Record list
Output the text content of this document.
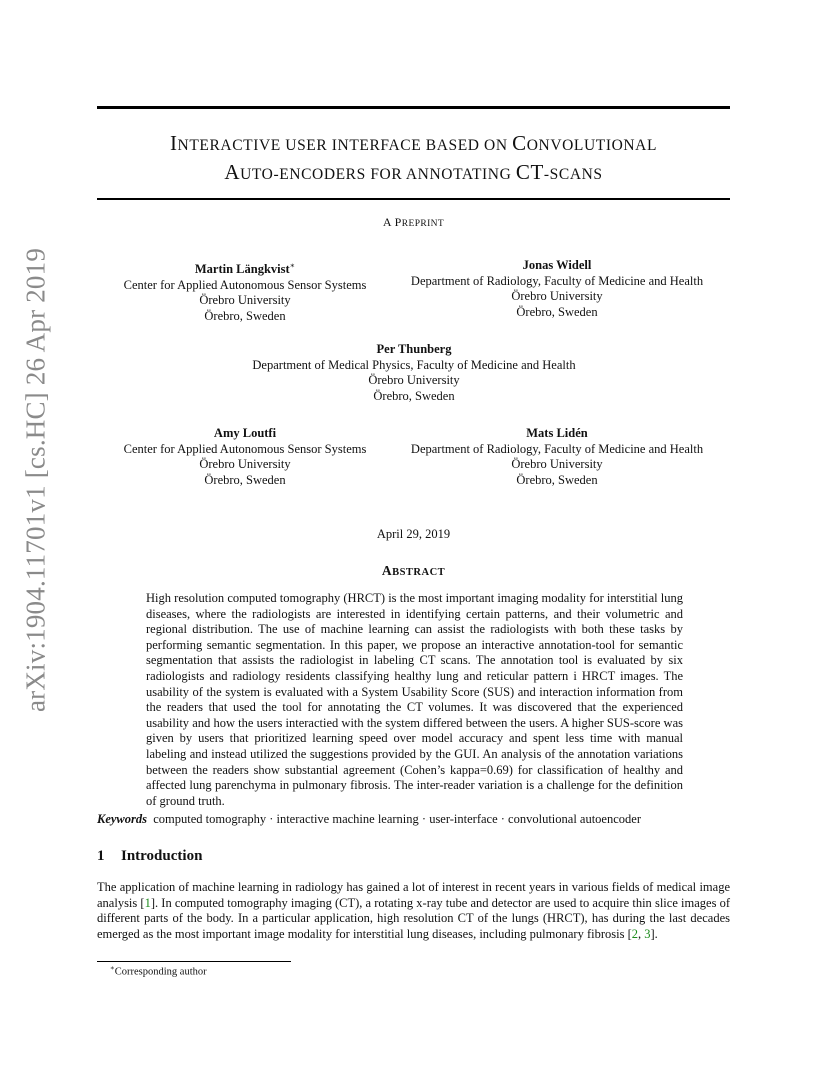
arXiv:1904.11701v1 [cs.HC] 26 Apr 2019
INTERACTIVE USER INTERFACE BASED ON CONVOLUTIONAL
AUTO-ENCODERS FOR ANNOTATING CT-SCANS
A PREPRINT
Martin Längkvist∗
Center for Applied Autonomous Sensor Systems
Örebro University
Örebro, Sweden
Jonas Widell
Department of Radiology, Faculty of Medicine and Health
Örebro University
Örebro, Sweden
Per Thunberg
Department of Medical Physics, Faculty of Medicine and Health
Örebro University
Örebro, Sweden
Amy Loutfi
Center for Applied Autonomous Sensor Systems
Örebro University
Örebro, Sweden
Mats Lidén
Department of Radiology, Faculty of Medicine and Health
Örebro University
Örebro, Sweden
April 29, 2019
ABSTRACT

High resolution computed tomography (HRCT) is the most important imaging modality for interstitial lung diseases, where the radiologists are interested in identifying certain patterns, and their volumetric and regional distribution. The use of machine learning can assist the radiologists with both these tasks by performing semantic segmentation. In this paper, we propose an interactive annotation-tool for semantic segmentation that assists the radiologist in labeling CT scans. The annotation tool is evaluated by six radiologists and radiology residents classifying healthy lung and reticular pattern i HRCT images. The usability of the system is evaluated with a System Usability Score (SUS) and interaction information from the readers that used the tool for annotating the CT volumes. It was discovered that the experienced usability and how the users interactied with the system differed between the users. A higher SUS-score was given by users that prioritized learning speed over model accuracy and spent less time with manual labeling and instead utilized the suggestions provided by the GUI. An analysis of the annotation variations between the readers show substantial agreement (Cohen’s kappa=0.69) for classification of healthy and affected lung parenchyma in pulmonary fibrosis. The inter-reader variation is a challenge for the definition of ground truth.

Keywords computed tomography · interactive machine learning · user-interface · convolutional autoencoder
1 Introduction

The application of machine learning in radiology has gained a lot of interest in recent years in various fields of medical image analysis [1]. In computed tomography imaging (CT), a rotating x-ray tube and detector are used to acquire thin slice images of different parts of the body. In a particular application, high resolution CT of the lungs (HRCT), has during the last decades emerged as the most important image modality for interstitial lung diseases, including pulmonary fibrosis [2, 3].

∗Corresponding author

==

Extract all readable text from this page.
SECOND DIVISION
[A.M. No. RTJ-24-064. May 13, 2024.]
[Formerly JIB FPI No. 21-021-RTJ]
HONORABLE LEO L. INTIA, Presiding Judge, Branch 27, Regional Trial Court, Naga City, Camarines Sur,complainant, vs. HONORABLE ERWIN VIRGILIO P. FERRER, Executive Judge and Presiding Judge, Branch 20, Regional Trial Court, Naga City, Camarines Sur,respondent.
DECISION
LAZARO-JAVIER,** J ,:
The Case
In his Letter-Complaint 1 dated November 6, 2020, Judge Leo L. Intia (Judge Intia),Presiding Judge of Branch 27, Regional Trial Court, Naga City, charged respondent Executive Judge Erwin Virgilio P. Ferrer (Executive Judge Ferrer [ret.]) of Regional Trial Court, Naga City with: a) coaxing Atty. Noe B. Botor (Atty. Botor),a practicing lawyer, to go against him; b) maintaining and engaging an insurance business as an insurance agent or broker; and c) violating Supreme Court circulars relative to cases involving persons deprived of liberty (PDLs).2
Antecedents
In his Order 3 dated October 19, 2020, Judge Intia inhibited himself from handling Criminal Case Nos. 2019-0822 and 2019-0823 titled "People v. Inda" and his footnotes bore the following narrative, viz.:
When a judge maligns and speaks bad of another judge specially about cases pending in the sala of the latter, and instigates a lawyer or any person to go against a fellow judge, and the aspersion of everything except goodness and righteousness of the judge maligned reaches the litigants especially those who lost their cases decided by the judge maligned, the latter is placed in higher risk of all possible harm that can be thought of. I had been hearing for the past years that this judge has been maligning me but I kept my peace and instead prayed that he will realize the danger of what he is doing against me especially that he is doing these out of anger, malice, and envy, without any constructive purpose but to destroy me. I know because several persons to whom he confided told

--

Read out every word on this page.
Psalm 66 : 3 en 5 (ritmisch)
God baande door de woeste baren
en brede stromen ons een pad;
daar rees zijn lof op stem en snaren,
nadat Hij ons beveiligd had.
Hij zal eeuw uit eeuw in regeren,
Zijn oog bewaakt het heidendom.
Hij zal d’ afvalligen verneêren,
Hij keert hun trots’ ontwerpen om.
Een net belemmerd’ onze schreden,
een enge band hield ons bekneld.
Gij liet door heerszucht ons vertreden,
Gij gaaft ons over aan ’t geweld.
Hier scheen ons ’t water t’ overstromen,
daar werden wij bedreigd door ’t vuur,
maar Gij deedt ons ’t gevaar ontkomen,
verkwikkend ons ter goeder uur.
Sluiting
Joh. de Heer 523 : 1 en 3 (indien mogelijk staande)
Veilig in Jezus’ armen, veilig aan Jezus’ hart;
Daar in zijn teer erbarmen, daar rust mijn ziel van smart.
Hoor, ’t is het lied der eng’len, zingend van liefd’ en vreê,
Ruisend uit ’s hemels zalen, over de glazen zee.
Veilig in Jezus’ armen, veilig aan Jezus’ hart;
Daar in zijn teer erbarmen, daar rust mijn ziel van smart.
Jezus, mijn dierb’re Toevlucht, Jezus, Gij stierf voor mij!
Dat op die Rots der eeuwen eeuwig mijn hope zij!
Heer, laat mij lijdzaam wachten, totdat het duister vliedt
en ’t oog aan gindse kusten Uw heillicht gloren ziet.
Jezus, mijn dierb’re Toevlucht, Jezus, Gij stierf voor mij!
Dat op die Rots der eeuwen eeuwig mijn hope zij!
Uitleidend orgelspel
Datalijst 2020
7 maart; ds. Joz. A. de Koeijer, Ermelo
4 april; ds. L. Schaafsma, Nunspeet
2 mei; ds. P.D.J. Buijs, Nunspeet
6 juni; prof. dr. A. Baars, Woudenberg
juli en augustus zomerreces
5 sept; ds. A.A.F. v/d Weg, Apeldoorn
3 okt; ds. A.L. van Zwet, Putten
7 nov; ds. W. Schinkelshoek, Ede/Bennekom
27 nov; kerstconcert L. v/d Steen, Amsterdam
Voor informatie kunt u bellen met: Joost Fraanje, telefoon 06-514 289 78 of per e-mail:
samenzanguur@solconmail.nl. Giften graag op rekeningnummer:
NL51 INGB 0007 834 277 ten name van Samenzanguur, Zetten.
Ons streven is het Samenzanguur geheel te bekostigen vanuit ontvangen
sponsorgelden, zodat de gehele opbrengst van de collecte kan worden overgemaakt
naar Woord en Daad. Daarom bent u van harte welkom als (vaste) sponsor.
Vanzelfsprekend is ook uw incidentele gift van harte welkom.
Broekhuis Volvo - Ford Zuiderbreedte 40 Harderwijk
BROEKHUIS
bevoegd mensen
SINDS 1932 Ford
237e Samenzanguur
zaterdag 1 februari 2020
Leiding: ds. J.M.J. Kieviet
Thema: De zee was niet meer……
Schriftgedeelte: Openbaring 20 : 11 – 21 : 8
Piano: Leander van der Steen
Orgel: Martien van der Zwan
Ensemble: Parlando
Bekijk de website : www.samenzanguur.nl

Description of the task
Filter the records above for "page" and copy every matching line.

Solution below
Extract all readable text from this page.
Read out every word on this page.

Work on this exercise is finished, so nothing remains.